*Data entries*
══════════════════════════════

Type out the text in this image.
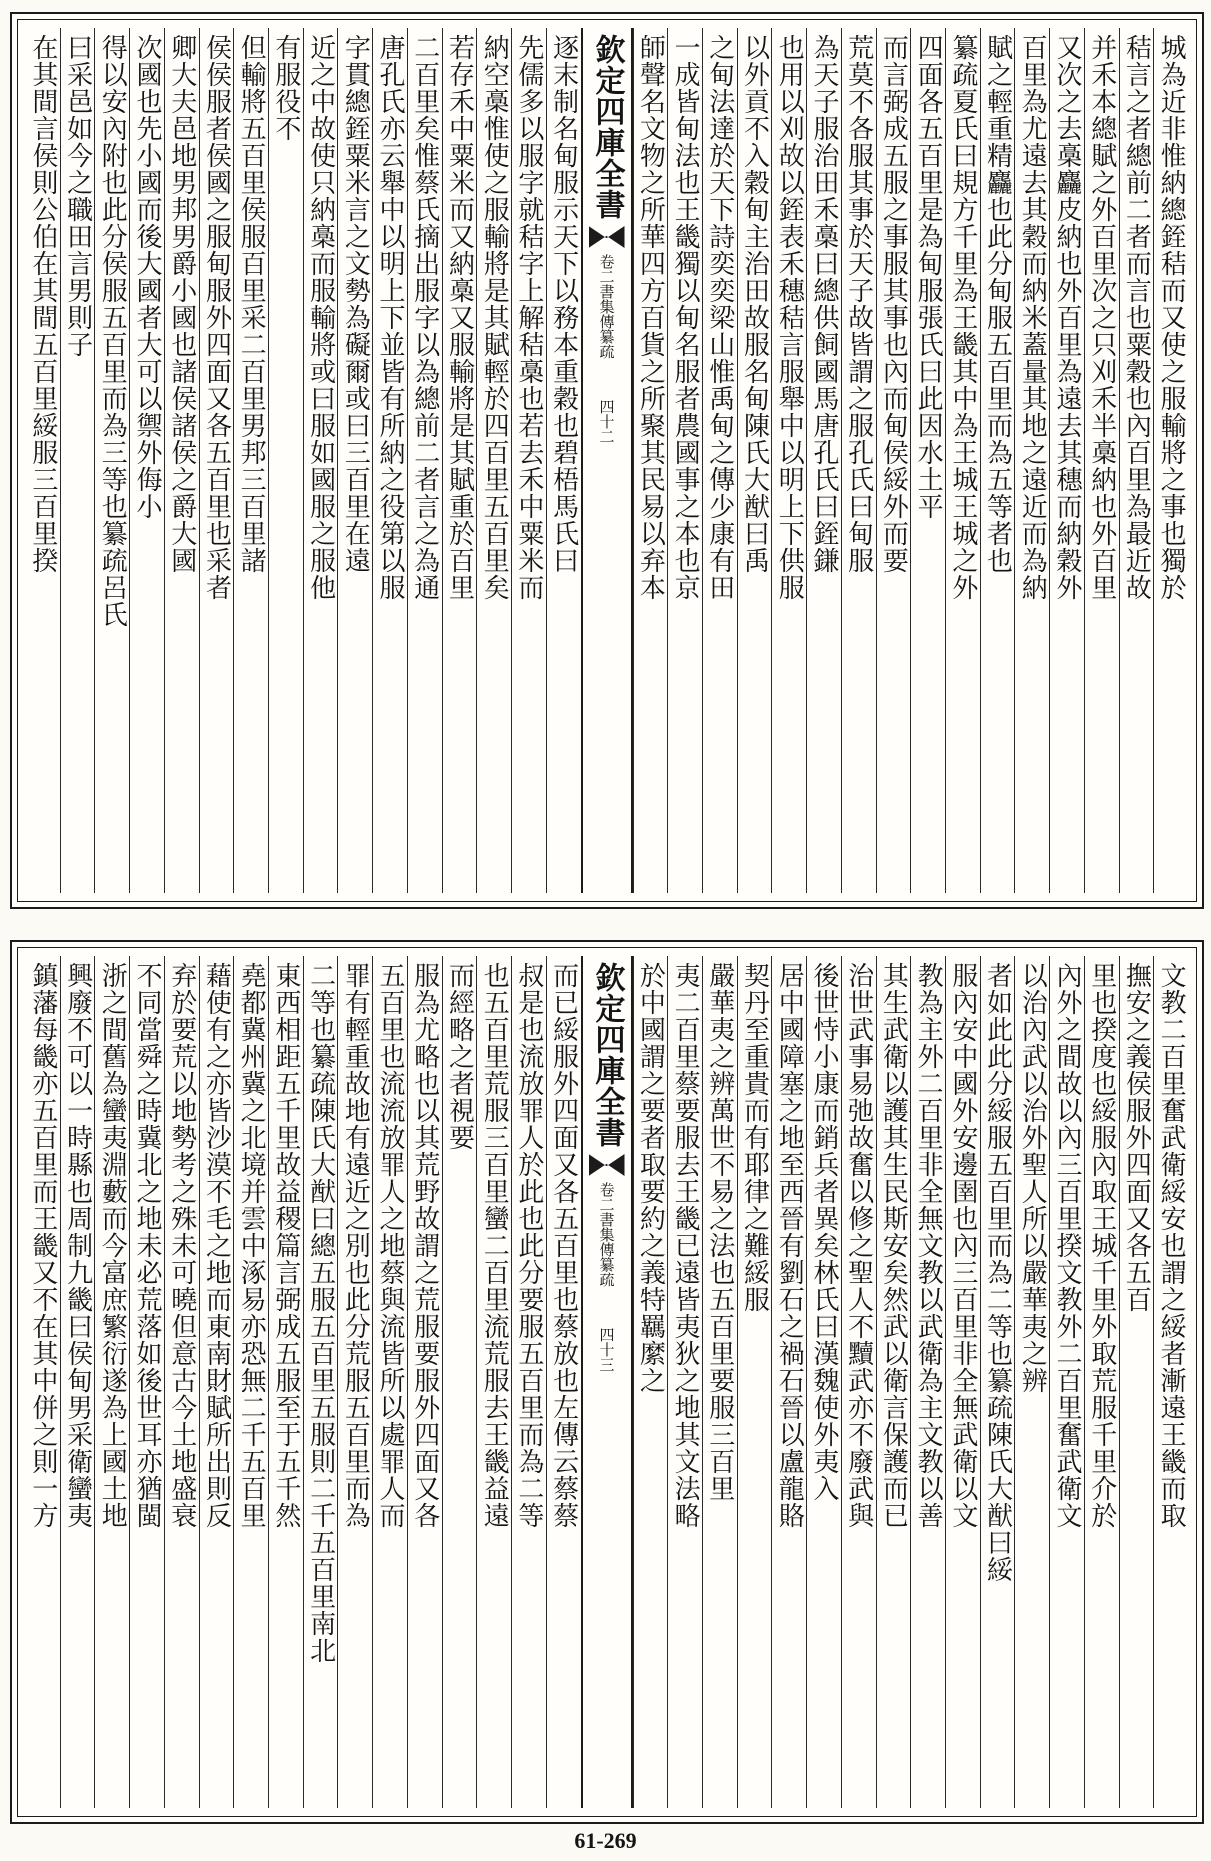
城為近非惟納總銍秸而又使之服輸將之事也獨於
秸言之者總前二者而言也粟穀也內百里為最近故
并禾本總賦之外百里次之只刈禾半槀納也外百里
又次之去槀麤皮納也外百里為遠去其穗而納穀外
百里為尤遠去其穀而納米蓋量其地之遠近而為納
賦之輕重精麤也此分甸服五百里而為五等者也
纂疏夏氏曰規方千里為王畿其中為王城王城之外
四面各五百里是為甸服張氏曰此因水土平
而言弼成五服之事服其事也內而甸侯綏外而要
荒莫不各服其事於天子故皆謂之服孔氏曰甸服
為天子服治田禾槀曰總供飼國馬唐孔氏曰銍鎌
也用以刈故以銍表禾穗秸言服舉中以明上下供服
以外貢不入穀甸主治田故服名甸陳氏大猷曰禹
之甸法達於天下詩奕奕梁山惟禹甸之傳少康有田
一成皆甸法也王畿獨以甸名服者農國事之本也京
師聲名文物之所華四方百貨之所聚其民易以弃本
欽定四庫全書
卷二
書集傳纂疏
四十二
逐末制名甸服示天下以務本重穀也碧梧馬氏曰
先儒多以服字就秸字上解秸槀也若去禾中粟米而
納空槀惟使之服輸將是其賦輕於四百里五百里矣
若存禾中粟米而又納槀又服輸將是其賦重於百里
二百里矣惟蔡氏摘出服字以為總前二者言之為通
唐孔氏亦云舉中以明上下並皆有所納之役第以服
字貫總銍粟米言之文勢為礙爾或曰三百里在遠
近之中故使只納槀而服輸將或曰服如國服之服他
有服役不
但輸將五百里侯服百里采二百里男邦三百里諸
侯侯服者侯國之服甸服外四面又各五百里也采者
卿大夫邑地男邦男爵小國也諸侯諸侯之爵大國
次國也先小國而後大國者大可以禦外侮小
得以安內附也此分侯服五百里而為三等也纂疏呂氏
曰采邑如今之職田言男則子
在其間言侯則公伯在其間五百里綏服三百里揆
文教二百里奮武衛綏安也謂之綏者漸遠王畿而取
撫安之義侯服外四面又各五百
里也揆度也綏服內取王城千里外取荒服千里介於
內外之間故以內三百里揆文教外二百里奮武衛文
以治內武以治外聖人所以嚴華夷之辨
者如此此分綏服五百里而為二等也纂疏陳氏大猷曰綏
服內安中國外安邊圉也內三百里非全無武衛以文
教為主外二百里非全無文教以武衛為主文教以善
其生武衛以護其生民斯安矣然武以衛言保護而已
治世武事易弛故奮以修之聖人不黷武亦不廢武與
後世恃小康而銷兵者異矣林氏曰漢魏使外夷入
居中國障塞之地至西晉有劉石之禍石晉以盧龍賂
契丹至重貴而有耶律之難綏服
嚴華夷之辨萬世不易之法也五百里要服三百里
夷二百里蔡要服去王畿已遠皆夷狄之地其文法略
於中國謂之要者取要約之義特羈縻之
欽定四庫全書
卷二
書集傳纂疏
四十三
而已綏服外四面又各五百里也蔡放也左傳云蔡蔡
叔是也流放罪人於此也此分要服五百里而為二等
也五百里荒服三百里蠻二百里流荒服去王畿益遠
而經略之者視要
服為尤略也以其荒野故謂之荒服要服外四面又各
五百里也流流放罪人之地蔡與流皆所以處罪人而
罪有輕重故地有遠近之別也此分荒服五百里而為
二等也纂疏陳氏大猷曰總五服五百里五服則二千五百里南北
東西相距五千里故益稷篇言弼成五服至于五千然
堯都冀州冀之北境并雲中涿易亦恐無二千五百里
藉使有之亦皆沙漠不毛之地而東南財賦所出則反
弃於要荒以地勢考之殊未可曉但意古今土地盛衰
不同當舜之時冀北之地未必荒落如後世耳亦猶閩
浙之間舊為蠻夷淵藪而今富庶繁衍遂為上國土地
興廢不可以一時縣也周制九畿曰侯甸男采衛蠻夷
鎮藩每畿亦五百里而王畿又不在其中併之則一方
61-269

══════════════════════════════

*WHAT IS EXPECTED*
Return to the listing above and set it down exactly, leaving out its pictures.

*EXERCISE OUTPUT*
Type out the text in this image.
城為近非惟納總銍秸而又使之服輸將之事也獨於
秸言之者總前二者而言也粟穀也內百里為最近故
并禾本總賦之外百里次之只刈禾半槀納也外百里
又次之去槀麤皮納也外百里為遠去其穗而納穀外
百里為尤遠去其穀而納米蓋量其地之遠近而為納
賦之輕重精麤也此分甸服五百里而為五等者也
纂疏夏氏曰規方千里為王畿其中為王城王城之外
四面各五百里是為甸服張氏曰此因水土平
而言弼成五服之事服其事也內而甸侯綏外而要
荒莫不各服其事於天子故皆謂之服孔氏曰甸服
為天子服治田禾槀曰總供飼國馬唐孔氏曰銍鎌
也用以刈故以銍表禾穗秸言服舉中以明上下供服
以外貢不入穀甸主治田故服名甸陳氏大猷曰禹
之甸法達於天下詩奕奕梁山惟禹甸之傳少康有田
一成皆甸法也王畿獨以甸名服者農國事之本也京
師聲名文物之所華四方百貨之所聚其民易以弃本
欽定四庫全書
卷二
書集傳纂疏
四十二
逐末制名甸服示天下以務本重穀也碧梧馬氏曰
先儒多以服字就秸字上解秸槀也若去禾中粟米而
納空槀惟使之服輸將是其賦輕於四百里五百里矣
若存禾中粟米而又納槀又服輸將是其賦重於百里
二百里矣惟蔡氏摘出服字以為總前二者言之為通
唐孔氏亦云舉中以明上下並皆有所納之役第以服
字貫總銍粟米言之文勢為礙爾或曰三百里在遠
近之中故使只納槀而服輸將或曰服如國服之服他
有服役不
但輸將五百里侯服百里采二百里男邦三百里諸
侯侯服者侯國之服甸服外四面又各五百里也采者
卿大夫邑地男邦男爵小國也諸侯諸侯之爵大國
次國也先小國而後大國者大可以禦外侮小
得以安內附也此分侯服五百里而為三等也纂疏呂氏
曰采邑如今之職田言男則子
在其間言侯則公伯在其間五百里綏服三百里揆
文教二百里奮武衛綏安也謂之綏者漸遠王畿而取
撫安之義侯服外四面又各五百
里也揆度也綏服內取王城千里外取荒服千里介於
內外之間故以內三百里揆文教外二百里奮武衛文
以治內武以治外聖人所以嚴華夷之辨
者如此此分綏服五百里而為二等也纂疏陳氏大猷曰綏
服內安中國外安邊圉也內三百里非全無武衛以文
教為主外二百里非全無文教以武衛為主文教以善
其生武衛以護其生民斯安矣然武以衛言保護而已
治世武事易弛故奮以修之聖人不黷武亦不廢武與
後世恃小康而銷兵者異矣林氏曰漢魏使外夷入
居中國障塞之地至西晉有劉石之禍石晉以盧龍賂
契丹至重貴而有耶律之難綏服
嚴華夷之辨萬世不易之法也五百里要服三百里
夷二百里蔡要服去王畿已遠皆夷狄之地其文法略
於中國謂之要者取要約之義特羈縻之
欽定四庫全書
卷二
書集傳纂疏
四十三
而已綏服外四面又各五百里也蔡放也左傳云蔡蔡
叔是也流放罪人於此也此分要服五百里而為二等
也五百里荒服三百里蠻二百里流荒服去王畿益遠
而經略之者視要
服為尤略也以其荒野故謂之荒服要服外四面又各
五百里也流流放罪人之地蔡與流皆所以處罪人而
罪有輕重故地有遠近之別也此分荒服五百里而為
二等也纂疏陳氏大猷曰總五服五百里五服則二千五百里南北
東西相距五千里故益稷篇言弼成五服至于五千然
堯都冀州冀之北境并雲中涿易亦恐無二千五百里
藉使有之亦皆沙漠不毛之地而東南財賦所出則反
弃於要荒以地勢考之殊未可曉但意古今土地盛衰
不同當舜之時冀北之地未必荒落如後世耳亦猶閩
浙之間舊為蠻夷淵藪而今富庶繁衍遂為上國土地
興廢不可以一時縣也周制九畿曰侯甸男采衛蠻夷
鎮藩每畿亦五百里而王畿又不在其中併之則一方
61-269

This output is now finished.